◆ WRITTEN INSTRUCTION ◆
Give the material again in full, matching it exactly.

——

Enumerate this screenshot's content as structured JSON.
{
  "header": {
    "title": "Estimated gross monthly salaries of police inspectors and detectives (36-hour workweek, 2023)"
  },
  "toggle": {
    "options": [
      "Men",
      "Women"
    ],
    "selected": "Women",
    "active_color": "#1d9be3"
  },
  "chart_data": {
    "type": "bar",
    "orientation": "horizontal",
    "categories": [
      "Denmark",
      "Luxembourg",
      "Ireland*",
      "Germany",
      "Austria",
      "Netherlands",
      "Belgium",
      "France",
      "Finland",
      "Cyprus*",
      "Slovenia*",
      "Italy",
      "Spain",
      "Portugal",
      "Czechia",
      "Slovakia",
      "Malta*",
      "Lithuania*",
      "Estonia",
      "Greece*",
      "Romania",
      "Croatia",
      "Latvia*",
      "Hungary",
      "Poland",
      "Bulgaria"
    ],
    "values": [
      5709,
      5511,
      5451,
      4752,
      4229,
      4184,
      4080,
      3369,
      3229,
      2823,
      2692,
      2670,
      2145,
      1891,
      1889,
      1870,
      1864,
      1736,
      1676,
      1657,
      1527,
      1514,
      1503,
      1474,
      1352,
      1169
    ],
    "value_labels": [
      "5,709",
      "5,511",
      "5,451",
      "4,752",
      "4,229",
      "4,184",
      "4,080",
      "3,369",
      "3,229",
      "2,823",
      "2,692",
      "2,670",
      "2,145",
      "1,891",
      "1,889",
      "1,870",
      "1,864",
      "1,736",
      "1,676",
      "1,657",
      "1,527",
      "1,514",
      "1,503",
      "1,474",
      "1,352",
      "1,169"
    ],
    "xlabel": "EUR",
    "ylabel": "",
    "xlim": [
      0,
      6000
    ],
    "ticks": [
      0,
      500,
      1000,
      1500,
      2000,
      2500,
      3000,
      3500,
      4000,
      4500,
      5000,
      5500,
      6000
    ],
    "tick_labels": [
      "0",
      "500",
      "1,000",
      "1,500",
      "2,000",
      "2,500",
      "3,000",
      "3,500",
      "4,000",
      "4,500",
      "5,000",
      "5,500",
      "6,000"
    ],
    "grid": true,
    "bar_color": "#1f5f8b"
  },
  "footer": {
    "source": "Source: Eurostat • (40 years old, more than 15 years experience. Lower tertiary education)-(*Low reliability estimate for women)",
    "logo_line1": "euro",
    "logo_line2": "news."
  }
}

——

◆ ANSWER TO THIS PROBLEM ◆
Enumerate this screenshot's content as structured JSON.
{
  "header": {
    "title": "Estimated gross monthly salaries of police inspectors and detectives (36-hour workweek, 2023)"
  },
  "toggle": {
    "options": [
      "Men",
      "Women"
    ],
    "selected": "Women",
    "active_color": "#1d9be3"
  },
  "chart_data": {
    "type": "bar",
    "orientation": "horizontal",
    "categories": [
      "Denmark",
      "Luxembourg",
      "Ireland*",
      "Germany",
      "Austria",
      "Netherlands",
      "Belgium",
      "France",
      "Finland",
      "Cyprus*",
      "Slovenia*",
      "Italy",
      "Spain",
      "Portugal",
      "Czechia",
      "Slovakia",
      "Malta*",
      "Lithuania*",
      "Estonia",
      "Greece*",
      "Romania",
      "Croatia",
      "Latvia*",
      "Hungary",
      "Poland",
      "Bulgaria"
    ],
    "values": [
      5709,
      5511,
      5451,
      4752,
      4229,
      4184,
      4080,
      3369,
      3229,
      2823,
      2692,
      2670,
      2145,
      1891,
      1889,
      1870,
      1864,
      1736,
      1676,
      1657,
      1527,
      1514,
      1503,
      1474,
      1352,
      1169
    ],
    "value_labels": [
      "5,709",
      "5,511",
      "5,451",
      "4,752",
      "4,229",
      "4,184",
      "4,080",
      "3,369",
      "3,229",
      "2,823",
      "2,692",
      "2,670",
      "2,145",
      "1,891",
      "1,889",
      "1,870",
      "1,864",
      "1,736",
      "1,676",
      "1,657",
      "1,527",
      "1,514",
      "1,503",
      "1,474",
      "1,352",
      "1,169"
    ],
    "xlabel": "EUR",
    "ylabel": "",
    "xlim": [
      0,
      6000
    ],
    "ticks": [
      0,
      500,
      1000,
      1500,
      2000,
      2500,
      3000,
      3500,
      4000,
      4500,
      5000,
      5500,
      6000
    ],
    "tick_labels": [
      "0",
      "500",
      "1,000",
      "1,500",
      "2,000",
      "2,500",
      "3,000",
      "3,500",
      "4,000",
      "4,500",
      "5,000",
      "5,500",
      "6,000"
    ],
    "grid": true,
    "bar_color": "#1f5f8b"
  },
  "footer": {
    "source": "Source: Eurostat • (40 years old, more than 15 years experience. Lower tertiary education)-(*Low reliability estimate for women)",
    "logo_line1": "euro",
    "logo_line2": "news."
  }
}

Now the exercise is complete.